## [CHALLENGE]
What follows is a set of records, each of which is to be written out exactly.

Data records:
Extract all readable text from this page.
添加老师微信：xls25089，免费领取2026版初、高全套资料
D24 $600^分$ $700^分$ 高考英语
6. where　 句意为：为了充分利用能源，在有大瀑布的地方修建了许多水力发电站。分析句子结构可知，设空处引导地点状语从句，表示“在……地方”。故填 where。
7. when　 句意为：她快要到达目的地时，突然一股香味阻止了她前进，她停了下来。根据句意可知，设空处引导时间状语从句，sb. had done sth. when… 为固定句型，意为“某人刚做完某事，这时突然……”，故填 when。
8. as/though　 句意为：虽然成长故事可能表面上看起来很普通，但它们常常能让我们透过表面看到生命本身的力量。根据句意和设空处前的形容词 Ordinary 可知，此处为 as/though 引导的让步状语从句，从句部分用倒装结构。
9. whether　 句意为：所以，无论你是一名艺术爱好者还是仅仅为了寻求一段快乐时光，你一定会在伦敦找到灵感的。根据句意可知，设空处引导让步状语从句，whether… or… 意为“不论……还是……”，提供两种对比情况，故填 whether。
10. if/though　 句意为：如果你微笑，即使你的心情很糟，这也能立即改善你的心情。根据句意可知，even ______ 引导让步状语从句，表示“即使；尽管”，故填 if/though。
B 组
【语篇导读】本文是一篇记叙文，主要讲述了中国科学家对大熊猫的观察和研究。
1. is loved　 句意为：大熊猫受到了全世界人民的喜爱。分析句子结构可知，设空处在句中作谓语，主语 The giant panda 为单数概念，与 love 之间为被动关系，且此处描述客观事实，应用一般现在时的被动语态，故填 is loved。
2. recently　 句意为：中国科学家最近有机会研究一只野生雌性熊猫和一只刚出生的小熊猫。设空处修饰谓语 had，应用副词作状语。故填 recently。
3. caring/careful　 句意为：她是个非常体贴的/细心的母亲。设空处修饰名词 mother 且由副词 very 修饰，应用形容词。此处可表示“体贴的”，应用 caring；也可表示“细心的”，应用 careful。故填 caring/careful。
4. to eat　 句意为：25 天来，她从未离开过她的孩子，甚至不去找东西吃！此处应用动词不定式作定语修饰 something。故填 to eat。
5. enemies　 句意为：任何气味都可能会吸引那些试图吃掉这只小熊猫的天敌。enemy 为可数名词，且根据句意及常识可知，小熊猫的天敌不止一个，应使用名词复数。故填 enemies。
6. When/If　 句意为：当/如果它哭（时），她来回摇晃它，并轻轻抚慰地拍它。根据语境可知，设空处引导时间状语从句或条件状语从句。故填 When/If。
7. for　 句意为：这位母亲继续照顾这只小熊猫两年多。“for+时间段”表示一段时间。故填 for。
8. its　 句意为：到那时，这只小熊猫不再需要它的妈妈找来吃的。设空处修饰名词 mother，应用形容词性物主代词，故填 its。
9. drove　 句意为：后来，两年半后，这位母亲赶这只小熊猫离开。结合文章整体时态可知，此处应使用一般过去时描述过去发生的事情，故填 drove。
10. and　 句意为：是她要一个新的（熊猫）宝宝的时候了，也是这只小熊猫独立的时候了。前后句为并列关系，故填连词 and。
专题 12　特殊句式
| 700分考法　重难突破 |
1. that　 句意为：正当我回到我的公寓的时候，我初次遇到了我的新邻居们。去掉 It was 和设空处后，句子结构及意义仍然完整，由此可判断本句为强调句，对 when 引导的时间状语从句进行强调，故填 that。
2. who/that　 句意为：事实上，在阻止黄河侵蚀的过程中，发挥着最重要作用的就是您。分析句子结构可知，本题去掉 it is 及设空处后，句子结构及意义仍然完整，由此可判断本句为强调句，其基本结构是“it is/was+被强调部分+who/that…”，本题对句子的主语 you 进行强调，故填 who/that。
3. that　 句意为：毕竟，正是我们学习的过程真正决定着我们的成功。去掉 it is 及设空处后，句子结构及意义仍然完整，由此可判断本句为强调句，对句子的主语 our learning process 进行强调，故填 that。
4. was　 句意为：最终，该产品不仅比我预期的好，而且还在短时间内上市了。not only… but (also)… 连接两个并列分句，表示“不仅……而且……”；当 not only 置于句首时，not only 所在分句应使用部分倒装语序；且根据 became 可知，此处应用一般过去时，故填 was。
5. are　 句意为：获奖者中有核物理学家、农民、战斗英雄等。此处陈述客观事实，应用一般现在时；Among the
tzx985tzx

## [SOLUTION FOR THIS EXERCISE]
Extract all readable text from this page.
添加老师微信：xls25089，免费领取2026版初、高全套资料
D24 $600^分$ $700^分$ 高考英语
6. where　 句意为：为了充分利用能源，在有大瀑布的地方修建了许多水力发电站。分析句子结构可知，设空处引导地点状语从句，表示“在……地方”。故填 where。
7. when　 句意为：她快要到达目的地时，突然一股香味阻止了她前进，她停了下来。根据句意可知，设空处引导时间状语从句，sb. had done sth. when… 为固定句型，意为“某人刚做完某事，这时突然……”，故填 when。
8. as/though　 句意为：虽然成长故事可能表面上看起来很普通，但它们常常能让我们透过表面看到生命本身的力量。根据句意和设空处前的形容词 Ordinary 可知，此处为 as/though 引导的让步状语从句，从句部分用倒装结构。
9. whether　 句意为：所以，无论你是一名艺术爱好者还是仅仅为了寻求一段快乐时光，你一定会在伦敦找到灵感的。根据句意可知，设空处引导让步状语从句，whether… or… 意为“不论……还是……”，提供两种对比情况，故填 whether。
10. if/though　 句意为：如果你微笑，即使你的心情很糟，这也能立即改善你的心情。根据句意可知，even ______ 引导让步状语从句，表示“即使；尽管”，故填 if/though。
B 组
【语篇导读】本文是一篇记叙文，主要讲述了中国科学家对大熊猫的观察和研究。
1. is loved　 句意为：大熊猫受到了全世界人民的喜爱。分析句子结构可知，设空处在句中作谓语，主语 The giant panda 为单数概念，与 love 之间为被动关系，且此处描述客观事实，应用一般现在时的被动语态，故填 is loved。
2. recently　 句意为：中国科学家最近有机会研究一只野生雌性熊猫和一只刚出生的小熊猫。设空处修饰谓语 had，应用副词作状语。故填 recently。
3. caring/careful　 句意为：她是个非常体贴的/细心的母亲。设空处修饰名词 mother 且由副词 very 修饰，应用形容词。此处可表示“体贴的”，应用 caring；也可表示“细心的”，应用 careful。故填 caring/careful。
4. to eat　 句意为：25 天来，她从未离开过她的孩子，甚至不去找东西吃！此处应用动词不定式作定语修饰 something。故填 to eat。
5. enemies　 句意为：任何气味都可能会吸引那些试图吃掉这只小熊猫的天敌。enemy 为可数名词，且根据句意及常识可知，小熊猫的天敌不止一个，应使用名词复数。故填 enemies。
6. When/If　 句意为：当/如果它哭（时），她来回摇晃它，并轻轻抚慰地拍它。根据语境可知，设空处引导时间状语从句或条件状语从句。故填 When/If。
7. for　 句意为：这位母亲继续照顾这只小熊猫两年多。“for+时间段”表示一段时间。故填 for。
8. its　 句意为：到那时，这只小熊猫不再需要它的妈妈找来吃的。设空处修饰名词 mother，应用形容词性物主代词，故填 its。
9. drove　 句意为：后来，两年半后，这位母亲赶这只小熊猫离开。结合文章整体时态可知，此处应使用一般过去时描述过去发生的事情，故填 drove。
10. and　 句意为：是她要一个新的（熊猫）宝宝的时候了，也是这只小熊猫独立的时候了。前后句为并列关系，故填连词 and。
专题 12　特殊句式
| 700分考法　重难突破 |
1. that　 句意为：正当我回到我的公寓的时候，我初次遇到了我的新邻居们。去掉 It was 和设空处后，句子结构及意义仍然完整，由此可判断本句为强调句，对 when 引导的时间状语从句进行强调，故填 that。
2. who/that　 句意为：事实上，在阻止黄河侵蚀的过程中，发挥着最重要作用的就是您。分析句子结构可知，本题去掉 it is 及设空处后，句子结构及意义仍然完整，由此可判断本句为强调句，其基本结构是“it is/was+被强调部分+who/that…”，本题对句子的主语 you 进行强调，故填 who/that。
3. that　 句意为：毕竟，正是我们学习的过程真正决定着我们的成功。去掉 it is 及设空处后，句子结构及意义仍然完整，由此可判断本句为强调句，对句子的主语 our learning process 进行强调，故填 that。
4. was　 句意为：最终，该产品不仅比我预期的好，而且还在短时间内上市了。not only… but (also)… 连接两个并列分句，表示“不仅……而且……”；当 not only 置于句首时，not only 所在分句应使用部分倒装语序；且根据 became 可知，此处应用一般过去时，故填 was。
5. are　 句意为：获奖者中有核物理学家、农民、战斗英雄等。此处陈述客观事实，应用一般现在时；Among the
tzx985tzx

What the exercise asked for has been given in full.